> _Tarefas do exercício_
**1.** Reescreva de forma mais concisa o parágrafo do texto sobre o festival que começa com "A sintonia entre público e artistas", mantendo os fatos principais.
**2.** Segundo o texto sobre o festival, que temperatura fazia quando o Cure encerrou sua apresentação?
**3.** Dê continuidade ao texto sobre o festival a partir da última frase apresentada.

> _Bloco de texto_
----

Marisa ainda proporcionou um dos momentos mais emocionantes da edição ao quebrar a quarta parede de sua apresentação e interagir com o público, problema que afeta a maioria de seus shows, em que parece encastelada numa redoma. E o fez de forma apaixonada ao receber o muso e parceiro da saudosa Rita Lee, o guitarrista Roberto de Carvalho, para tocar duas músicas: “Doce Vampiro”, que acabou de regravar, e “Mania de Você”.
A sintonia entre público e artistas, característica também da edição de 2022 do festival, marcou a versão deste ano que teve vários momentos de mútua interação e vocais em inglês cantados a plenos pulmões por um público brasileiro extasiado com a música. Embora tenha sofrido com o decréscimo de artistas contemporâneos (os maiores nomes da edição deste ano poderiam ter liderado um evento semelhante quinze ou vinte anos atrás), a conexão entre o palco e a audiência poderia ter desandado caso o festival não funcionasse tão bem – mesmo em condições adversas.
Os quase 30 graus na hora em que o Cure encerrou sua apresentação – isso onze da noite de um domingo – foi uma pequena amostra do calor inclemente que rachou os cocurucos dos fãs e o rosto de boa parte dos artistas durante o sábado e domingo. As poucas nuvens no céu e as poucas áreas de sombra colocaram o público debaixo do sol forte em grande parte do festival, que abriu suas portas ao meio-dia nos dois dias, obrigando fãs das bandas brasileiras que abriram o festival, como Getúlio Abelha, Mateus Fazeno Rock, Sophia Chablau & Uma Enorme Perda de Tempo e Aiyé, a torrar debaixo de um calor de mais de 35 graus.

----

> _Bloco de dados_
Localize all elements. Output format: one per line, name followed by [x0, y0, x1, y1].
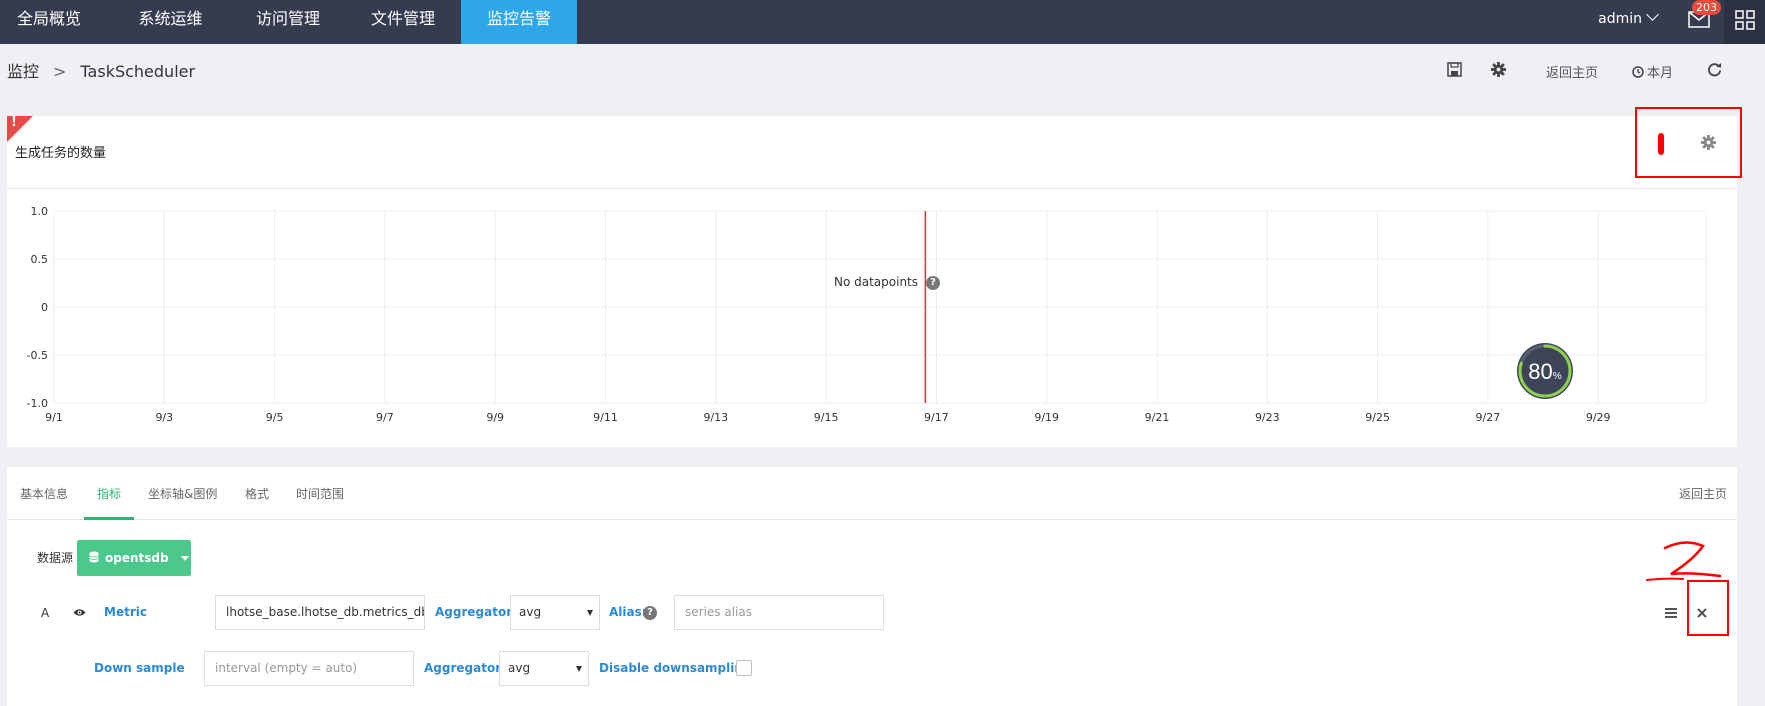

----

> _Respostas_
**1.** A sintonia entre público e artistas, já presente na edição de 2022, marcou também a deste ano, com muita interação mútua e o público brasileiro cantando em inglês com entusiasmo. Apesar da redução de artistas contemporâneos, já que os maiores nomes poderiam ter liderado um evento semelhante quinze ou vinte anos antes, essa conexão se manteve porque o festival funcionou bem, mesmo em condições adversas.

**2.** Fazia quase 30 graus, às onze da noite de um domingo.

**3.**
Foi um desafio para a produtora T4F, que assumiu a produção da versão paulistana do festival de Barcelona este ano, realizado logo após o trágico fiasco que foram os shows cariocas de da turnê de Taylor Swift no Brasil. O calor absurdo da ocasião – que culminou com a morte de uma fã e centenas de pessoas no ambulatório – misturou-se com a proibição que a empresa estabeleceu sobre o público levar água e alto preço dos produtos, inclusive de água, durante o evento.
A edição do Primavera Sound São Paulo deste ano foi uma resposta que a própria empresa deu ao desastre carioca. Além de não impedir que o público entrasse com suas próprias garrafas de água, outras tantas foram fartamente distribuídas durante o evento, principalmente para quem estava próximo aos palcos e não queria sair dali para ficar perto do ídolo. Além de distribuir água, o festival também criou pontos de hidratação – divulgados nos telões entre os shows – e até providenciou protetor solar para o público encarar o sol. Mas mesmo com esses bem vindos paliativos (pena que precisou que alguém morresse para que esses parâmetros mudassem), a falta de locais com sombra e a localização de dois palcos que colocavam os artistas para tocar olhando para o sol reforçaram o calor intenso como a principal marca desse Primavera.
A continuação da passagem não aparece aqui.